Raw data:
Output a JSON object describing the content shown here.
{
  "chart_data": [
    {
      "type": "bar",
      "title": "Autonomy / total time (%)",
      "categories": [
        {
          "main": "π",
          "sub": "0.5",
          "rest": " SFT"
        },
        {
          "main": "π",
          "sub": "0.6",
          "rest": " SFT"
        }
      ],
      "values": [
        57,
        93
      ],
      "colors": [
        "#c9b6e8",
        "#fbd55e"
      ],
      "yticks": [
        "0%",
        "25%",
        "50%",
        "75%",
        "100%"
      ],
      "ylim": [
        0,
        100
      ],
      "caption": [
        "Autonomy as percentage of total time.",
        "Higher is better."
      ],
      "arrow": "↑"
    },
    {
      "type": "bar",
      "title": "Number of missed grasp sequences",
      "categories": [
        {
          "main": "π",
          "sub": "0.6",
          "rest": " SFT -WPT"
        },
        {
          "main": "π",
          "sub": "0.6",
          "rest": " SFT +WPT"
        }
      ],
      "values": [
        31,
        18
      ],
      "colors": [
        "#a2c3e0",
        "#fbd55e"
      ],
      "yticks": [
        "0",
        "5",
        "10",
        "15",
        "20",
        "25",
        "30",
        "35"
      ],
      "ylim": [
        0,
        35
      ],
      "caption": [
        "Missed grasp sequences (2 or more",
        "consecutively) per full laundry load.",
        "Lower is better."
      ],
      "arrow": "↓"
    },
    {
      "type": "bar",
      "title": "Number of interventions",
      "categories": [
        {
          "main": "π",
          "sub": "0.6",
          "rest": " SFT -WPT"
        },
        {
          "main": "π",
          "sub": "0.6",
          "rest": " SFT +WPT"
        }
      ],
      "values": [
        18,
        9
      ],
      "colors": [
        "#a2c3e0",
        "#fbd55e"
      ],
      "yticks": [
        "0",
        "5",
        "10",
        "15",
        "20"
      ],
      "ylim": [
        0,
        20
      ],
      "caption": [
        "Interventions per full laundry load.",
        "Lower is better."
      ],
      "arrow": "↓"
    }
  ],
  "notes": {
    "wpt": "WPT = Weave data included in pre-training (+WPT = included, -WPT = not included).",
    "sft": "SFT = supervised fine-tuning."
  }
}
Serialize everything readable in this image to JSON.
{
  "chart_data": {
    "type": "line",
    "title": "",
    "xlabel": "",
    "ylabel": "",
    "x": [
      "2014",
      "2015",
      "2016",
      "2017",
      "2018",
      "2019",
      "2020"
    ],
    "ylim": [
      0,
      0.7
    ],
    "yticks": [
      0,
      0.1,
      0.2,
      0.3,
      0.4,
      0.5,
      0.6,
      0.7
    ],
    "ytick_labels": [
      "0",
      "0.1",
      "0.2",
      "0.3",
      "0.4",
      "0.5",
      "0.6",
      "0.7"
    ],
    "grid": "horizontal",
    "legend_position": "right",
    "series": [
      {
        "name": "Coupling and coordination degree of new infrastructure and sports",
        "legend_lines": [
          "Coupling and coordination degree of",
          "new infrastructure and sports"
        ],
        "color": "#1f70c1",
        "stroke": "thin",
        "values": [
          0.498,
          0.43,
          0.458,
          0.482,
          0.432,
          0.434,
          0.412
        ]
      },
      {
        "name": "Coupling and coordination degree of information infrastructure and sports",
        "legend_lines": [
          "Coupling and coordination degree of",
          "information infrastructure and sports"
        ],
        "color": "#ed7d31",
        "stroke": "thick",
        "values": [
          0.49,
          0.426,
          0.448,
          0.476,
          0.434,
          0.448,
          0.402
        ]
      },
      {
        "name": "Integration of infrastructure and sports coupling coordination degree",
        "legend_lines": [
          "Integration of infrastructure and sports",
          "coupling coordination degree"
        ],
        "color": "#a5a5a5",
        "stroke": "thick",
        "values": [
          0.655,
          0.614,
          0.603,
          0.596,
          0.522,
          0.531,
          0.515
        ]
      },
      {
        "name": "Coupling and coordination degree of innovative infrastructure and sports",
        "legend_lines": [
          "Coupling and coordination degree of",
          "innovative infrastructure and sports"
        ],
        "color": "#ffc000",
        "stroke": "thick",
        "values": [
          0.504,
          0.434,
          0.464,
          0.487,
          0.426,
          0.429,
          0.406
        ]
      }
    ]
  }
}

Exercise brief:
Repeat the records above exactly, from the first line to the last.

Result below:
Output a JSON object describing the content shown here.
{
  "chart_data": [
    {
      "type": "bar",
      "title": "Autonomy / total time (%)",
      "categories": [
        {
          "main": "π",
          "sub": "0.5",
          "rest": " SFT"
        },
        {
          "main": "π",
          "sub": "0.6",
          "rest": " SFT"
        }
      ],
      "values": [
        57,
        93
      ],
      "colors": [
        "#c9b6e8",
        "#fbd55e"
      ],
      "yticks": [
        "0%",
        "25%",
        "50%",
        "75%",
        "100%"
      ],
      "ylim": [
        0,
        100
      ],
      "caption": [
        "Autonomy as percentage of total time.",
        "Higher is better."
      ],
      "arrow": "↑"
    },
    {
      "type": "bar",
      "title": "Number of missed grasp sequences",
      "categories": [
        {
          "main": "π",
          "sub": "0.6",
          "rest": " SFT -WPT"
        },
        {
          "main": "π",
          "sub": "0.6",
          "rest": " SFT +WPT"
        }
      ],
      "values": [
        31,
        18
      ],
      "colors": [
        "#a2c3e0",
        "#fbd55e"
      ],
      "yticks": [
        "0",
        "5",
        "10",
        "15",
        "20",
        "25",
        "30",
        "35"
      ],
      "ylim": [
        0,
        35
      ],
      "caption": [
        "Missed grasp sequences (2 or more",
        "consecutively) per full laundry load.",
        "Lower is better."
      ],
      "arrow": "↓"
    },
    {
      "type": "bar",
      "title": "Number of interventions",
      "categories": [
        {
          "main": "π",
          "sub": "0.6",
          "rest": " SFT -WPT"
        },
        {
          "main": "π",
          "sub": "0.6",
          "rest": " SFT +WPT"
        }
      ],
      "values": [
        18,
        9
      ],
      "colors": [
        "#a2c3e0",
        "#fbd55e"
      ],
      "yticks": [
        "0",
        "5",
        "10",
        "15",
        "20"
      ],
      "ylim": [
        0,
        20
      ],
      "caption": [
        "Interventions per full laundry load.",
        "Lower is better."
      ],
      "arrow": "↓"
    }
  ],
  "notes": {
    "wpt": "WPT = Weave data included in pre-training (+WPT = included, -WPT = not included).",
    "sft": "SFT = supervised fine-tuning."
  }
}
Serialize everything readable in this image to JSON.
{
  "chart_data": {
    "type": "line",
    "title": "",
    "xlabel": "",
    "ylabel": "",
    "x": [
      "2014",
      "2015",
      "2016",
      "2017",
      "2018",
      "2019",
      "2020"
    ],
    "ylim": [
      0,
      0.7
    ],
    "yticks": [
      0,
      0.1,
      0.2,
      0.3,
      0.4,
      0.5,
      0.6,
      0.7
    ],
    "ytick_labels": [
      "0",
      "0.1",
      "0.2",
      "0.3",
      "0.4",
      "0.5",
      "0.6",
      "0.7"
    ],
    "grid": "horizontal",
    "legend_position": "right",
    "series": [
      {
        "name": "Coupling and coordination degree of new infrastructure and sports",
        "legend_lines": [
          "Coupling and coordination degree of",
          "new infrastructure and sports"
        ],
        "color": "#1f70c1",
        "stroke": "thin",
        "values": [
          0.498,
          0.43,
          0.458,
          0.482,
          0.432,
          0.434,
          0.412
        ]
      },
      {
        "name": "Coupling and coordination degree of information infrastructure and sports",
        "legend_lines": [
          "Coupling and coordination degree of",
          "information infrastructure and sports"
        ],
        "color": "#ed7d31",
        "stroke": "thick",
        "values": [
          0.49,
          0.426,
          0.448,
          0.476,
          0.434,
          0.448,
          0.402
        ]
      },
      {
        "name": "Integration of infrastructure and sports coupling coordination degree",
        "legend_lines": [
          "Integration of infrastructure and sports",
          "coupling coordination degree"
        ],
        "color": "#a5a5a5",
        "stroke": "thick",
        "values": [
          0.655,
          0.614,
          0.603,
          0.596,
          0.522,
          0.531,
          0.515
        ]
      },
      {
        "name": "Coupling and coordination degree of innovative infrastructure and sports",
        "legend_lines": [
          "Coupling and coordination degree of",
          "innovative infrastructure and sports"
        ],
        "color": "#ffc000",
        "stroke": "thick",
        "values": [
          0.504,
          0.434,
          0.464,
          0.487,
          0.426,
          0.429,
          0.406
        ]
      }
    ]
  }
}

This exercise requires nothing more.